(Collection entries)
——————————
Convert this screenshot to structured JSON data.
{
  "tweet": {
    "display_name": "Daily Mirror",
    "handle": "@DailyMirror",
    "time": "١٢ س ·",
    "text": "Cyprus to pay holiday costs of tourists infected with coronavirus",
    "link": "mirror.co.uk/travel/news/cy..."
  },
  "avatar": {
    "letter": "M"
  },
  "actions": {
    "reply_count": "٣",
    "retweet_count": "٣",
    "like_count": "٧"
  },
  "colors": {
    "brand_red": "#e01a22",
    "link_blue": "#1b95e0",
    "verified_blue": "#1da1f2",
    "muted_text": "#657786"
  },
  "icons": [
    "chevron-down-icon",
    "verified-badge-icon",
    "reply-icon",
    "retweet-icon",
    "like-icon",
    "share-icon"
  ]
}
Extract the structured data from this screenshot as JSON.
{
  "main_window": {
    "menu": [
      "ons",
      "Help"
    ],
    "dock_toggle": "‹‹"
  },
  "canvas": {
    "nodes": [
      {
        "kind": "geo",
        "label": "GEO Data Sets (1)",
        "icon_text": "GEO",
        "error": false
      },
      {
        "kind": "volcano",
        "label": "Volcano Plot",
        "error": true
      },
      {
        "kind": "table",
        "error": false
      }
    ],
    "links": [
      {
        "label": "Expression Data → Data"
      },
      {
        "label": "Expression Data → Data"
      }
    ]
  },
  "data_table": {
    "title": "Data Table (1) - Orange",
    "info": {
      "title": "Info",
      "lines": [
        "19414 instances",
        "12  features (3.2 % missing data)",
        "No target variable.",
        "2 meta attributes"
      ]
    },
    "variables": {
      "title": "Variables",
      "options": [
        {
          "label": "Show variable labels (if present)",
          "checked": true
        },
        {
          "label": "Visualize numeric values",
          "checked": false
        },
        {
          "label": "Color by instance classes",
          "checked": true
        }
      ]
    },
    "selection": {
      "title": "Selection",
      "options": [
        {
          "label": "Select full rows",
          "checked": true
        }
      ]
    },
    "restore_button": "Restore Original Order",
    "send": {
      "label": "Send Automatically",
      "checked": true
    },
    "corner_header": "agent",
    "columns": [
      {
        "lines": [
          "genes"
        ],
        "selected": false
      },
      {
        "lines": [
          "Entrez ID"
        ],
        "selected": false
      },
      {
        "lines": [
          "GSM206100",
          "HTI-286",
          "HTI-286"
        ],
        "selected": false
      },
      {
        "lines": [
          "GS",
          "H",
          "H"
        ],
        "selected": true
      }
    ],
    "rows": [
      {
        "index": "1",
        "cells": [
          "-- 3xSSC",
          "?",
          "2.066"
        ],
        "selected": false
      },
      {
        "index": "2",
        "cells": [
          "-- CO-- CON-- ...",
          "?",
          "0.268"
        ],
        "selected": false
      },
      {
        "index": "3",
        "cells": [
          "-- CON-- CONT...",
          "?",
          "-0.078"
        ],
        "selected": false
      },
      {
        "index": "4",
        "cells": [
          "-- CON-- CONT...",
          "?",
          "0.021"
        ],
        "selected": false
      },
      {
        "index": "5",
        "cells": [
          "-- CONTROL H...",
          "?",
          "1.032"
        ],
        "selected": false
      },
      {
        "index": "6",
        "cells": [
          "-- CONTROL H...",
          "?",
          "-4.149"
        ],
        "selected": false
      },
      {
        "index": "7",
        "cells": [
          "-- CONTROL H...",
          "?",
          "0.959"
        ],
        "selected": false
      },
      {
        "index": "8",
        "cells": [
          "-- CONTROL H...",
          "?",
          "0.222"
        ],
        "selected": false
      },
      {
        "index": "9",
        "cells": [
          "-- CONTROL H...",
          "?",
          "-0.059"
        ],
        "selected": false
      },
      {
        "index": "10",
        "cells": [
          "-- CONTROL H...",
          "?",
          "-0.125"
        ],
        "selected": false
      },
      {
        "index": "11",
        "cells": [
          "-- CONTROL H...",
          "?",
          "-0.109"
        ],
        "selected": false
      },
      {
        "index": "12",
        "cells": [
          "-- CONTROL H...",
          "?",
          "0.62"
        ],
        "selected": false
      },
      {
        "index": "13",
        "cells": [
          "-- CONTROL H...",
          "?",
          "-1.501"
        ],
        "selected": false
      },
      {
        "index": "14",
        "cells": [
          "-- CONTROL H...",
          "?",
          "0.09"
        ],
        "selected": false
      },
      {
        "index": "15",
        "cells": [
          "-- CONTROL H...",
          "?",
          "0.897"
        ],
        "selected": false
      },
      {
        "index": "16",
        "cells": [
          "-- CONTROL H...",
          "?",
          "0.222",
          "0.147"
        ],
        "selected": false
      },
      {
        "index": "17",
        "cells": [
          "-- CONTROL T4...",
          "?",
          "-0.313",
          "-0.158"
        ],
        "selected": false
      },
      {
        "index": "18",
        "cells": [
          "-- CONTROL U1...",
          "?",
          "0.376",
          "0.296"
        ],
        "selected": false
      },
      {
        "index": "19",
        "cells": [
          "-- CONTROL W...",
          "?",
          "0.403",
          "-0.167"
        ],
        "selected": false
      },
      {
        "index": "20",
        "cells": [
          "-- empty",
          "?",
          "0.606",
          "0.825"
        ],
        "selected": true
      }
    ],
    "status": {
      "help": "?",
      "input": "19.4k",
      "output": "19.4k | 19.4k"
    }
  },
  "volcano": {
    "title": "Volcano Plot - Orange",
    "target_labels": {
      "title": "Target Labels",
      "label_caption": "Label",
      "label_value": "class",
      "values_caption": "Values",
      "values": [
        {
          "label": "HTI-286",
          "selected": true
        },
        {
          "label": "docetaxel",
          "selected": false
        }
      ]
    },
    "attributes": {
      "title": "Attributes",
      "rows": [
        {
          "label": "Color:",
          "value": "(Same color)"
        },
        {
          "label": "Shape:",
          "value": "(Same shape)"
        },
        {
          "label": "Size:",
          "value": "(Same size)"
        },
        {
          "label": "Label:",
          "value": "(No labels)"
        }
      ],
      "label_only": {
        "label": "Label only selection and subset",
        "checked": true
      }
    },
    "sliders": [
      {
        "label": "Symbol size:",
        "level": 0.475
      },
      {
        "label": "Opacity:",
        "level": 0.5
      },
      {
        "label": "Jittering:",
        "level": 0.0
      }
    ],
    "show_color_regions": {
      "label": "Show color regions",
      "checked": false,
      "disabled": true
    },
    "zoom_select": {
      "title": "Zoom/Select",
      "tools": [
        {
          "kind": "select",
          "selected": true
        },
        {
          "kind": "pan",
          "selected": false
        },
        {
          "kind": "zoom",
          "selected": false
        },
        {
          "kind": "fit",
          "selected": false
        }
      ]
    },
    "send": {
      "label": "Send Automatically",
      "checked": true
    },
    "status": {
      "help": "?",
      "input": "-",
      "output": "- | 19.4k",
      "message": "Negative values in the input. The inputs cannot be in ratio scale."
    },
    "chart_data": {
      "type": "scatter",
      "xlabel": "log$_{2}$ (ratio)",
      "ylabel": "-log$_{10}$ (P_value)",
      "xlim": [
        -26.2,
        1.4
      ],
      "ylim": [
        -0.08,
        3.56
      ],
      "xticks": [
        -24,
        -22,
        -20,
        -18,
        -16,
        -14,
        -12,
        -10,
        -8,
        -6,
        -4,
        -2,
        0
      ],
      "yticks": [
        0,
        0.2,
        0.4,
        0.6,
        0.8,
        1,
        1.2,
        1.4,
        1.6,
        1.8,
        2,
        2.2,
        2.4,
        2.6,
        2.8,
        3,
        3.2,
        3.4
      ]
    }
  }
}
——————————
Exercise directions —
Reproduce the data shown above exactly, including every line.

Task answer —
Convert this screenshot to structured JSON data.
{
  "tweet": {
    "display_name": "Daily Mirror",
    "handle": "@DailyMirror",
    "time": "١٢ س ·",
    "text": "Cyprus to pay holiday costs of tourists infected with coronavirus",
    "link": "mirror.co.uk/travel/news/cy..."
  },
  "avatar": {
    "letter": "M"
  },
  "actions": {
    "reply_count": "٣",
    "retweet_count": "٣",
    "like_count": "٧"
  },
  "colors": {
    "brand_red": "#e01a22",
    "link_blue": "#1b95e0",
    "verified_blue": "#1da1f2",
    "muted_text": "#657786"
  },
  "icons": [
    "chevron-down-icon",
    "verified-badge-icon",
    "reply-icon",
    "retweet-icon",
    "like-icon",
    "share-icon"
  ]
}
Extract the structured data from this screenshot as JSON.
{
  "main_window": {
    "menu": [
      "ons",
      "Help"
    ],
    "dock_toggle": "‹‹"
  },
  "canvas": {
    "nodes": [
      {
        "kind": "geo",
        "label": "GEO Data Sets (1)",
        "icon_text": "GEO",
        "error": false
      },
      {
        "kind": "volcano",
        "label": "Volcano Plot",
        "error": true
      },
      {
        "kind": "table",
        "error": false
      }
    ],
    "links": [
      {
        "label": "Expression Data → Data"
      },
      {
        "label": "Expression Data → Data"
      }
    ]
  },
  "data_table": {
    "title": "Data Table (1) - Orange",
    "info": {
      "title": "Info",
      "lines": [
        "19414 instances",
        "12  features (3.2 % missing data)",
        "No target variable.",
        "2 meta attributes"
      ]
    },
    "variables": {
      "title": "Variables",
      "options": [
        {
          "label": "Show variable labels (if present)",
          "checked": true
        },
        {
          "label": "Visualize numeric values",
          "checked": false
        },
        {
          "label": "Color by instance classes",
          "checked": true
        }
      ]
    },
    "selection": {
      "title": "Selection",
      "options": [
        {
          "label": "Select full rows",
          "checked": true
        }
      ]
    },
    "restore_button": "Restore Original Order",
    "send": {
      "label": "Send Automatically",
      "checked": true
    },
    "corner_header": "agent",
    "columns": [
      {
        "lines": [
          "genes"
        ],
        "selected": false
      },
      {
        "lines": [
          "Entrez ID"
        ],
        "selected": false
      },
      {
        "lines": [
          "GSM206100",
          "HTI-286",
          "HTI-286"
        ],
        "selected": false
      },
      {
        "lines": [
          "GS",
          "H",
          "H"
        ],
        "selected": true
      }
    ],
    "rows": [
      {
        "index": "1",
        "cells": [
          "-- 3xSSC",
          "?",
          "2.066"
        ],
        "selected": false
      },
      {
        "index": "2",
        "cells": [
          "-- CO-- CON-- ...",
          "?",
          "0.268"
        ],
        "selected": false
      },
      {
        "index": "3",
        "cells": [
          "-- CON-- CONT...",
          "?",
          "-0.078"
        ],
        "selected": false
      },
      {
        "index": "4",
        "cells": [
          "-- CON-- CONT...",
          "?",
          "0.021"
        ],
        "selected": false
      },
      {
        "index": "5",
        "cells": [
          "-- CONTROL H...",
          "?",
          "1.032"
        ],
        "selected": false
      },
      {
        "index": "6",
        "cells": [
          "-- CONTROL H...",
          "?",
          "-4.149"
        ],
        "selected": false
      },
      {
        "index": "7",
        "cells": [
          "-- CONTROL H...",
          "?",
          "0.959"
        ],
        "selected": false
      },
      {
        "index": "8",
        "cells": [
          "-- CONTROL H...",
          "?",
          "0.222"
        ],
        "selected": false
      },
      {
        "index": "9",
        "cells": [
          "-- CONTROL H...",
          "?",
          "-0.059"
        ],
        "selected": false
      },
      {
        "index": "10",
        "cells": [
          "-- CONTROL H...",
          "?",
          "-0.125"
        ],
        "selected": false
      },
      {
        "index": "11",
        "cells": [
          "-- CONTROL H...",
          "?",
          "-0.109"
        ],
        "selected": false
      },
      {
        "index": "12",
        "cells": [
          "-- CONTROL H...",
          "?",
          "0.62"
        ],
        "selected": false
      },
      {
        "index": "13",
        "cells": [
          "-- CONTROL H...",
          "?",
          "-1.501"
        ],
        "selected": false
      },
      {
        "index": "14",
        "cells": [
          "-- CONTROL H...",
          "?",
          "0.09"
        ],
        "selected": false
      },
      {
        "index": "15",
        "cells": [
          "-- CONTROL H...",
          "?",
          "0.897"
        ],
        "selected": false
      },
      {
        "index": "16",
        "cells": [
          "-- CONTROL H...",
          "?",
          "0.222",
          "0.147"
        ],
        "selected": false
      },
      {
        "index": "17",
        "cells": [
          "-- CONTROL T4...",
          "?",
          "-0.313",
          "-0.158"
        ],
        "selected": false
      },
      {
        "index": "18",
        "cells": [
          "-- CONTROL U1...",
          "?",
          "0.376",
          "0.296"
        ],
        "selected": false
      },
      {
        "index": "19",
        "cells": [
          "-- CONTROL W...",
          "?",
          "0.403",
          "-0.167"
        ],
        "selected": false
      },
      {
        "index": "20",
        "cells": [
          "-- empty",
          "?",
          "0.606",
          "0.825"
        ],
        "selected": true
      }
    ],
    "status": {
      "help": "?",
      "input": "19.4k",
      "output": "19.4k | 19.4k"
    }
  },
  "volcano": {
    "title": "Volcano Plot - Orange",
    "target_labels": {
      "title": "Target Labels",
      "label_caption": "Label",
      "label_value": "class",
      "values_caption": "Values",
      "values": [
        {
          "label": "HTI-286",
          "selected": true
        },
        {
          "label": "docetaxel",
          "selected": false
        }
      ]
    },
    "attributes": {
      "title": "Attributes",
      "rows": [
        {
          "label": "Color:",
          "value": "(Same color)"
        },
        {
          "label": "Shape:",
          "value": "(Same shape)"
        },
        {
          "label": "Size:",
          "value": "(Same size)"
        },
        {
          "label": "Label:",
          "value": "(No labels)"
        }
      ],
      "label_only": {
        "label": "Label only selection and subset",
        "checked": true
      }
    },
    "sliders": [
      {
        "label": "Symbol size:",
        "level": 0.475
      },
      {
        "label": "Opacity:",
        "level": 0.5
      },
      {
        "label": "Jittering:",
        "level": 0.0
      }
    ],
    "show_color_regions": {
      "label": "Show color regions",
      "checked": false,
      "disabled": true
    },
    "zoom_select": {
      "title": "Zoom/Select",
      "tools": [
        {
          "kind": "select",
          "selected": true
        },
        {
          "kind": "pan",
          "selected": false
        },
        {
          "kind": "zoom",
          "selected": false
        },
        {
          "kind": "fit",
          "selected": false
        }
      ]
    },
    "send": {
      "label": "Send Automatically",
      "checked": true
    },
    "status": {
      "help": "?",
      "input": "-",
      "output": "- | 19.4k",
      "message": "Negative values in the input. The inputs cannot be in ratio scale."
    },
    "chart_data": {
      "type": "scatter",
      "xlabel": "log$_{2}$ (ratio)",
      "ylabel": "-log$_{10}$ (P_value)",
      "xlim": [
        -26.2,
        1.4
      ],
      "ylim": [
        -0.08,
        3.56
      ],
      "xticks": [
        -24,
        -22,
        -20,
        -18,
        -16,
        -14,
        -12,
        -10,
        -8,
        -6,
        -4,
        -2,
        0
      ],
      "yticks": [
        0,
        0.2,
        0.4,
        0.6,
        0.8,
        1,
        1.2,
        1.4,
        1.6,
        1.8,
        2,
        2.2,
        2.4,
        2.6,
        2.8,
        3,
        3.2,
        3.4
      ]
    }
  }
}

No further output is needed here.